How many lines of the records below contain the word "JSON"? Answer with the number alone.
**** Dataset
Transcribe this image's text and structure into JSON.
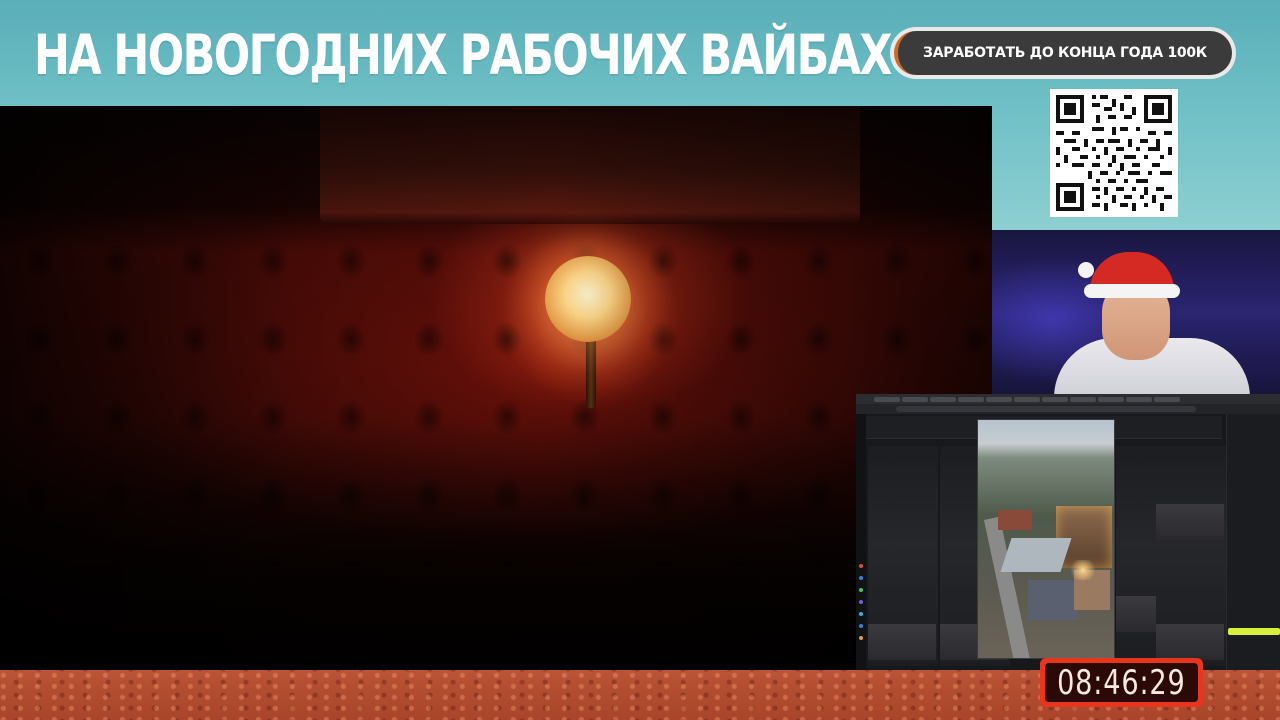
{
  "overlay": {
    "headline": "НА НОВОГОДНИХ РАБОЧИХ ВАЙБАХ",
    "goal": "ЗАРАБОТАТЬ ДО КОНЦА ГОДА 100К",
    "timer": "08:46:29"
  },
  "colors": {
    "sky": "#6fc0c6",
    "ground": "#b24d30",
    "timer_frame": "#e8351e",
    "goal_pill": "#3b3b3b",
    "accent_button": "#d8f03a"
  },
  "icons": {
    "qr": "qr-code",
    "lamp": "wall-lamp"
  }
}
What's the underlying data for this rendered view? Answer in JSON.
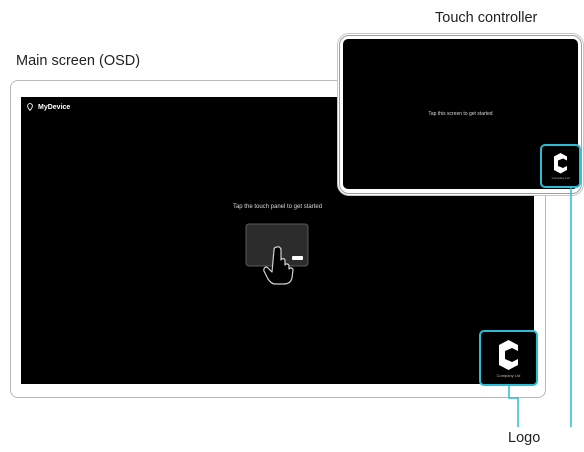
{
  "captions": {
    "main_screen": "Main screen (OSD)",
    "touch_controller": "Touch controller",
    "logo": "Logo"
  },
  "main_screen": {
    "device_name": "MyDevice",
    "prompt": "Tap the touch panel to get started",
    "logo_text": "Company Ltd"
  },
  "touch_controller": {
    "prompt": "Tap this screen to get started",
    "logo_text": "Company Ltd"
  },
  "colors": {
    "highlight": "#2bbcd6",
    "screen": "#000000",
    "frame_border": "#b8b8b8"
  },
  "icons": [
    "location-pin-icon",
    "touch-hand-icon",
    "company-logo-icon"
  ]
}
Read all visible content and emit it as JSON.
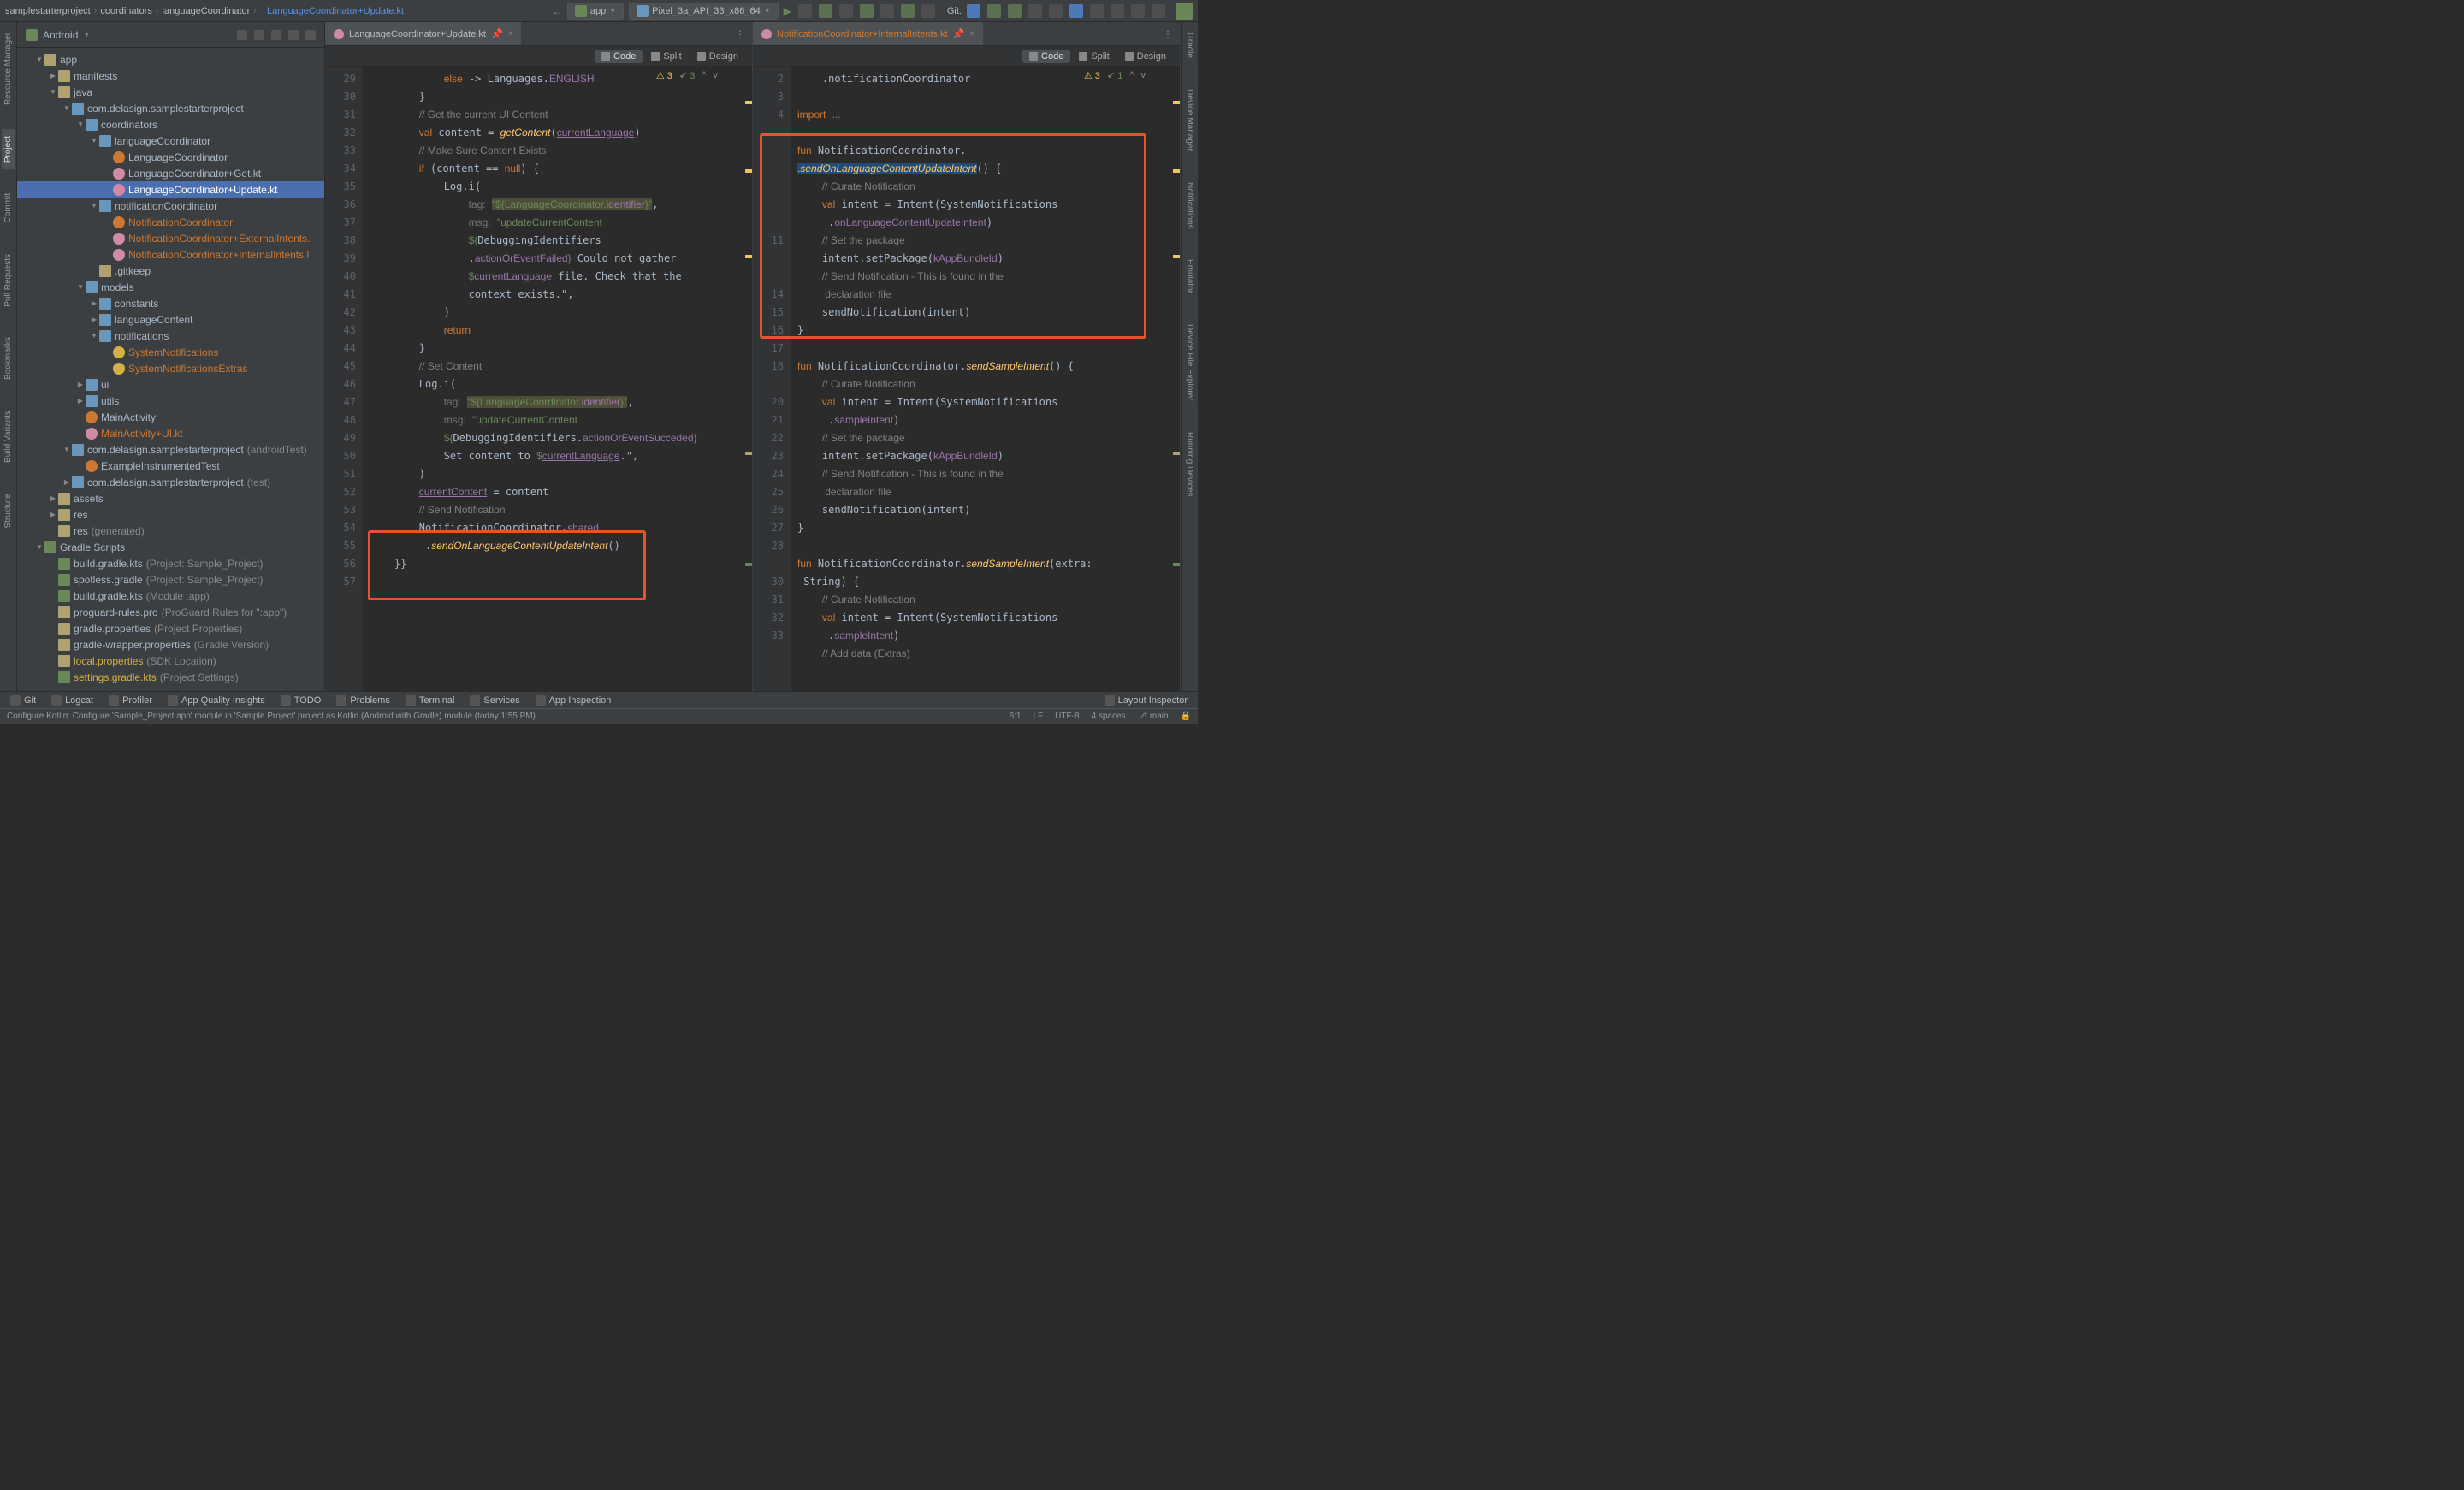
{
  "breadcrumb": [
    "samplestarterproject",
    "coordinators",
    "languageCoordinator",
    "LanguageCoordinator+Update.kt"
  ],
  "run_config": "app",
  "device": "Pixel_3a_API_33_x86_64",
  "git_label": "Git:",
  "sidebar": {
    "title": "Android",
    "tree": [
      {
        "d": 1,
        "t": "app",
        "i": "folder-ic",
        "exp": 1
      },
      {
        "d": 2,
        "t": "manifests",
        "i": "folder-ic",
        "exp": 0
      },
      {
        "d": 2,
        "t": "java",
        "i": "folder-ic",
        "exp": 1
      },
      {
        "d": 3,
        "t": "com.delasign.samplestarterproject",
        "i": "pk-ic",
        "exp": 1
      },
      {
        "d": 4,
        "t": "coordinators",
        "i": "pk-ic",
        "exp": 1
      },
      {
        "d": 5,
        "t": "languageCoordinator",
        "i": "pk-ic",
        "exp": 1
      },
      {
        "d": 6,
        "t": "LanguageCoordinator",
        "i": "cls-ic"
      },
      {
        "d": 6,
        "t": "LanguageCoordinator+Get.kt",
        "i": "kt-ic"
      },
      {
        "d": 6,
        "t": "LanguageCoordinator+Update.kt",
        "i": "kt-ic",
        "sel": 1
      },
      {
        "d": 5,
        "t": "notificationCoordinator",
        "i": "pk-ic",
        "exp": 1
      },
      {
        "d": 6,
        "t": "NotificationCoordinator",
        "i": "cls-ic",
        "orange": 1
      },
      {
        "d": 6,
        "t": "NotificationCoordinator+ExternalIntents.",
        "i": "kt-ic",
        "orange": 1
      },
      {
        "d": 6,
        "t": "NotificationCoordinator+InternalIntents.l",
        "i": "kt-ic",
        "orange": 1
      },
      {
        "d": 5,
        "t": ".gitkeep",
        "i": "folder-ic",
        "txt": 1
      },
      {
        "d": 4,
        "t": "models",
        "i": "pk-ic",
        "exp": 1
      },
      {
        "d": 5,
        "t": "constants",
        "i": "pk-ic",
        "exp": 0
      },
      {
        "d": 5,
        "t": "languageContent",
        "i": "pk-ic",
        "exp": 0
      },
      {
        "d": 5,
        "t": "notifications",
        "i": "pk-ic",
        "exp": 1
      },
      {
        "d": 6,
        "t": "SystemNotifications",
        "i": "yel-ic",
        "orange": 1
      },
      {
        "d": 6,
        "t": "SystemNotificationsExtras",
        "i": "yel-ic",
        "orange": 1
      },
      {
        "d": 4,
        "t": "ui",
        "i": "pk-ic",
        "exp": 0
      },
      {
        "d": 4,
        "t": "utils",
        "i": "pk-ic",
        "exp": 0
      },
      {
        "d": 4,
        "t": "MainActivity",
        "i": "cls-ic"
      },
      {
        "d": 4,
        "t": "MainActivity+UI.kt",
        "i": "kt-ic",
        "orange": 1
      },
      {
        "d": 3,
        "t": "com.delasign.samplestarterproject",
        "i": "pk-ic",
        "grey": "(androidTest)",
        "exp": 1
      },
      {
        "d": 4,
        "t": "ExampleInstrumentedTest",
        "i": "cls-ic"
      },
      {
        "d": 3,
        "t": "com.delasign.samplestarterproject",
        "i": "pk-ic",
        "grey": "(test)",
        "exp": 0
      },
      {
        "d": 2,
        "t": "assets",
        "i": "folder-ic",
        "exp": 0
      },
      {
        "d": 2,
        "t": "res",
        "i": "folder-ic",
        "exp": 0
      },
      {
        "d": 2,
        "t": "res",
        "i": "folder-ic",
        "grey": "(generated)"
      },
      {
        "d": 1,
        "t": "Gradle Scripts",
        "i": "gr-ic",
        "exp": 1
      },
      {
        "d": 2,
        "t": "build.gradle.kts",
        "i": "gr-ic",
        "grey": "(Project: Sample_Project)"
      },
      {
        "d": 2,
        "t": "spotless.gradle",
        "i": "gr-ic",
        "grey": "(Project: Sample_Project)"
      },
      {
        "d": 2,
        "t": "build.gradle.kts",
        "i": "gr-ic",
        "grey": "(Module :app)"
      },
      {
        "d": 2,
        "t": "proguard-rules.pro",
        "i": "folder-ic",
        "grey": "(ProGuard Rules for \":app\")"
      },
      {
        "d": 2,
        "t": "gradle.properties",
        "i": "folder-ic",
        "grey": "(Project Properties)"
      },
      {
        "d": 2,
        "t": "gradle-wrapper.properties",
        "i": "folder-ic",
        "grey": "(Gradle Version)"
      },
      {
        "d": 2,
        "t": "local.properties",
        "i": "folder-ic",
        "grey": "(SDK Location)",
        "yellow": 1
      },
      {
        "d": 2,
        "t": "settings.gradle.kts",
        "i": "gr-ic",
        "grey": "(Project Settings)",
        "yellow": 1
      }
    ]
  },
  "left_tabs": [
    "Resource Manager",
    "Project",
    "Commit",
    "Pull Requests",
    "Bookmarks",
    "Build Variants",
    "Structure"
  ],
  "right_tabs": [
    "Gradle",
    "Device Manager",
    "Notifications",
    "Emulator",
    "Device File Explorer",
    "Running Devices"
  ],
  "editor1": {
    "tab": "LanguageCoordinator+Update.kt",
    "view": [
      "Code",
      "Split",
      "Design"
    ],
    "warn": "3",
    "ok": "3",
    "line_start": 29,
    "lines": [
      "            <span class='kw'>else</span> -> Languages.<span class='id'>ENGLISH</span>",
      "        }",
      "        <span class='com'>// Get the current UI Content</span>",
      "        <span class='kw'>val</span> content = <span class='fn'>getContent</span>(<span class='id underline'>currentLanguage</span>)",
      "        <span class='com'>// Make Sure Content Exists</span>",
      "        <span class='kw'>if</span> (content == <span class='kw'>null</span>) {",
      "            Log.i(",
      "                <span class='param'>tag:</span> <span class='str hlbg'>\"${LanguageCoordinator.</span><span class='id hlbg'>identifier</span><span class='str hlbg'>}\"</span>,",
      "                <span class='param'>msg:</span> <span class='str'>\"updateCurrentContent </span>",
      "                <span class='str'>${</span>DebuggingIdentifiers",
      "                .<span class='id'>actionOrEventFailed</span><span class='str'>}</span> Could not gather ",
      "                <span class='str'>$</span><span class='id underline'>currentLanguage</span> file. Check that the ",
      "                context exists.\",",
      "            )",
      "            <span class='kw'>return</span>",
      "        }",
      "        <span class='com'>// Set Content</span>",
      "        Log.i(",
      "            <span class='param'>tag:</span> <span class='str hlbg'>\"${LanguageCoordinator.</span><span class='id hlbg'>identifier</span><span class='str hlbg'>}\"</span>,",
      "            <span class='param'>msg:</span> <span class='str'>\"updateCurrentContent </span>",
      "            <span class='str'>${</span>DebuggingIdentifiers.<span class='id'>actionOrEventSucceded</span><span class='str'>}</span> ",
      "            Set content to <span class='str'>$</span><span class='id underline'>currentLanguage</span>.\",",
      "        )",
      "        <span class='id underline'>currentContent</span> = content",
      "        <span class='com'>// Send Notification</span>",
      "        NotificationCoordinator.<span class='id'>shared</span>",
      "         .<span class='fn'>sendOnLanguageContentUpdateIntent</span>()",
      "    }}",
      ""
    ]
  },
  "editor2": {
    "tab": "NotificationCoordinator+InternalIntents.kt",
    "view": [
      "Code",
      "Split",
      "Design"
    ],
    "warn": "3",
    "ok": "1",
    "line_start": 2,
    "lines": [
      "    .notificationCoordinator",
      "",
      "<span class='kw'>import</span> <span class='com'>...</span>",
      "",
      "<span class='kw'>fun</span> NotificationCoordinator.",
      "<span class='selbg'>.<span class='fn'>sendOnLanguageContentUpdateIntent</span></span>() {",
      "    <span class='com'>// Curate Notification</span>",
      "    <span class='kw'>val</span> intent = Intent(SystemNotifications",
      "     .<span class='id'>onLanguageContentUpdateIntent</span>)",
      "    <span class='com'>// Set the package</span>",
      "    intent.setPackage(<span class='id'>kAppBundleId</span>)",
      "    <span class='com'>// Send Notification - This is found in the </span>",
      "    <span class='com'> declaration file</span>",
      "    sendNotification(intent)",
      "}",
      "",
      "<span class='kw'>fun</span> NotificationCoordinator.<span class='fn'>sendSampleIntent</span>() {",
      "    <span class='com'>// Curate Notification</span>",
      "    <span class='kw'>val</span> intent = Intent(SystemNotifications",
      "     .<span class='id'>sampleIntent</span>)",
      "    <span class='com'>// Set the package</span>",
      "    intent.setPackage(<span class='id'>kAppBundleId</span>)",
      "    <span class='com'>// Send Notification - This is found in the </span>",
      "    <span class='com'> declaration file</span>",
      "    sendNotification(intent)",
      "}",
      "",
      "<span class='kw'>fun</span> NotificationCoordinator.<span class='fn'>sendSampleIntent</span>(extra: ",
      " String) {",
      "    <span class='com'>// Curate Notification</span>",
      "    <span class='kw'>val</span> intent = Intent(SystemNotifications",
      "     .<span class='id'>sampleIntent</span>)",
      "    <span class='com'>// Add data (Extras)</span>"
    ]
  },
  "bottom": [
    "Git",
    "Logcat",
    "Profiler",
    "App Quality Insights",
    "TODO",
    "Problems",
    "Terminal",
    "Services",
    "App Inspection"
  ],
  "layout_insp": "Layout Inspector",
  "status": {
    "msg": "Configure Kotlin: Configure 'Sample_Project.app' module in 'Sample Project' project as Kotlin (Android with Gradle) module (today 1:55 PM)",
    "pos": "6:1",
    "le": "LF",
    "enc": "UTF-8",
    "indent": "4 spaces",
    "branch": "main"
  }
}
********
[Answer to the problem] 3